# WHAT YOU SHOULD DO
Type out the data exactly as given. Skip any image.

# Recorded data

========================================

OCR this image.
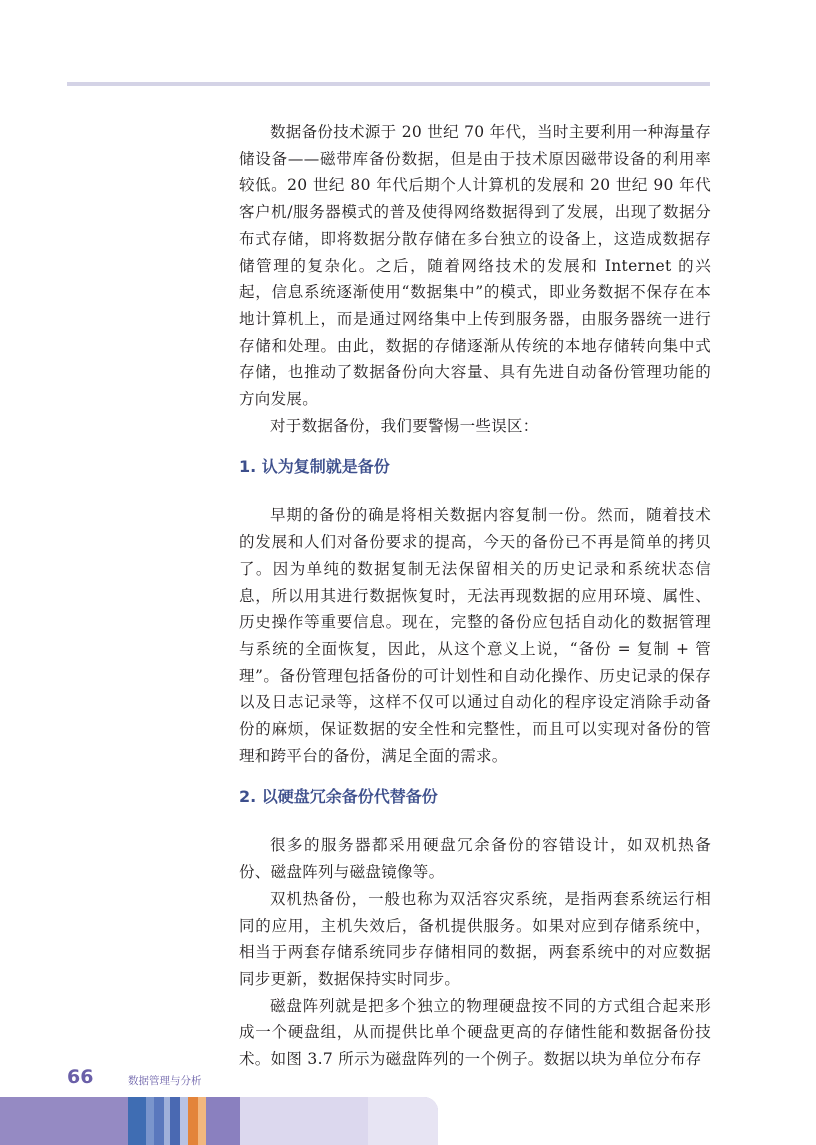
数据备份技术源于 20 世纪 70 年代，当时主要利用一种海量存储设备——磁带库备份数据，但是由于技术原因磁带设备的利用率较低。20 世纪 80 年代后期个人计算机的发展和 20 世纪 90 年代客户机/服务器模式的普及使得网络数据得到了发展，出现了数据分布式存储，即将数据分散存储在多台独立的设备上，这造成数据存储管理的复杂化。之后，随着网络技术的发展和 Internet 的兴起，信息系统逐渐使用“数据集中”的模式，即业务数据不保存在本地计算机上，而是通过网络集中上传到服务器，由服务器统一进行存储和处理。由此，数据的存储逐渐从传统的本地存储转向集中式存储，也推动了数据备份向大容量、具有先进自动备份管理功能的方向发展。

对于数据备份，我们要警惕一些误区：

1. 认为复制就是备份

早期的备份的确是将相关数据内容复制一份。然而，随着技术的发展和人们对备份要求的提高，今天的备份已不再是简单的拷贝了。因为单纯的数据复制无法保留相关的历史记录和系统状态信息，所以用其进行数据恢复时，无法再现数据的应用环境、属性、历史操作等重要信息。现在，完整的备份应包括自动化的数据管理与系统的全面恢复，因此，从这个意义上说，“备份 = 复制 + 管理”。备份管理包括备份的可计划性和自动化操作、历史记录的保存以及日志记录等，这样不仅可以通过自动化的程序设定消除手动备份的麻烦，保证数据的安全性和完整性，而且可以实现对备份的管理和跨平台的备份，满足全面的需求。

2. 以硬盘冗余备份代替备份

很多的服务器都采用硬盘冗余备份的容错设计，如双机热备份、磁盘阵列与磁盘镜像等。

双机热备份，一般也称为双活容灾系统，是指两套系统运行相同的应用，主机失效后，备机提供服务。如果对应到存储系统中，相当于两套存储系统同步存储相同的数据，两套系统中的对应数据同步更新，数据保持实时同步。

磁盘阵列就是把多个独立的物理硬盘按不同的方式组合起来形成一个硬盘组，从而提供比单个硬盘更高的存储性能和数据备份技术。如图 3.7 所示为磁盘阵列的一个例子。数据以块为单位分布存

66	数据管理与分析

========================================

# RESULT
OCR this image.
数据备份技术源于 20 世纪 70 年代，当时主要利用一种海量存储设备——磁带库备份数据，但是由于技术原因磁带设备的利用率较低。20 世纪 80 年代后期个人计算机的发展和 20 世纪 90 年代客户机/服务器模式的普及使得网络数据得到了发展，出现了数据分布式存储，即将数据分散存储在多台独立的设备上，这造成数据存储管理的复杂化。之后，随着网络技术的发展和 Internet 的兴起，信息系统逐渐使用“数据集中”的模式，即业务数据不保存在本地计算机上，而是通过网络集中上传到服务器，由服务器统一进行存储和处理。由此，数据的存储逐渐从传统的本地存储转向集中式存储，也推动了数据备份向大容量、具有先进自动备份管理功能的方向发展。

对于数据备份，我们要警惕一些误区：

1. 认为复制就是备份

早期的备份的确是将相关数据内容复制一份。然而，随着技术的发展和人们对备份要求的提高，今天的备份已不再是简单的拷贝了。因为单纯的数据复制无法保留相关的历史记录和系统状态信息，所以用其进行数据恢复时，无法再现数据的应用环境、属性、历史操作等重要信息。现在，完整的备份应包括自动化的数据管理与系统的全面恢复，因此，从这个意义上说，“备份 = 复制 + 管理”。备份管理包括备份的可计划性和自动化操作、历史记录的保存以及日志记录等，这样不仅可以通过自动化的程序设定消除手动备份的麻烦，保证数据的安全性和完整性，而且可以实现对备份的管理和跨平台的备份，满足全面的需求。

2. 以硬盘冗余备份代替备份

很多的服务器都采用硬盘冗余备份的容错设计，如双机热备份、磁盘阵列与磁盘镜像等。

双机热备份，一般也称为双活容灾系统，是指两套系统运行相同的应用，主机失效后，备机提供服务。如果对应到存储系统中，相当于两套存储系统同步存储相同的数据，两套系统中的对应数据同步更新，数据保持实时同步。

磁盘阵列就是把多个独立的物理硬盘按不同的方式组合起来形成一个硬盘组，从而提供比单个硬盘更高的存储性能和数据备份技术。如图 3.7 所示为磁盘阵列的一个例子。数据以块为单位分布存

66	数据管理与分析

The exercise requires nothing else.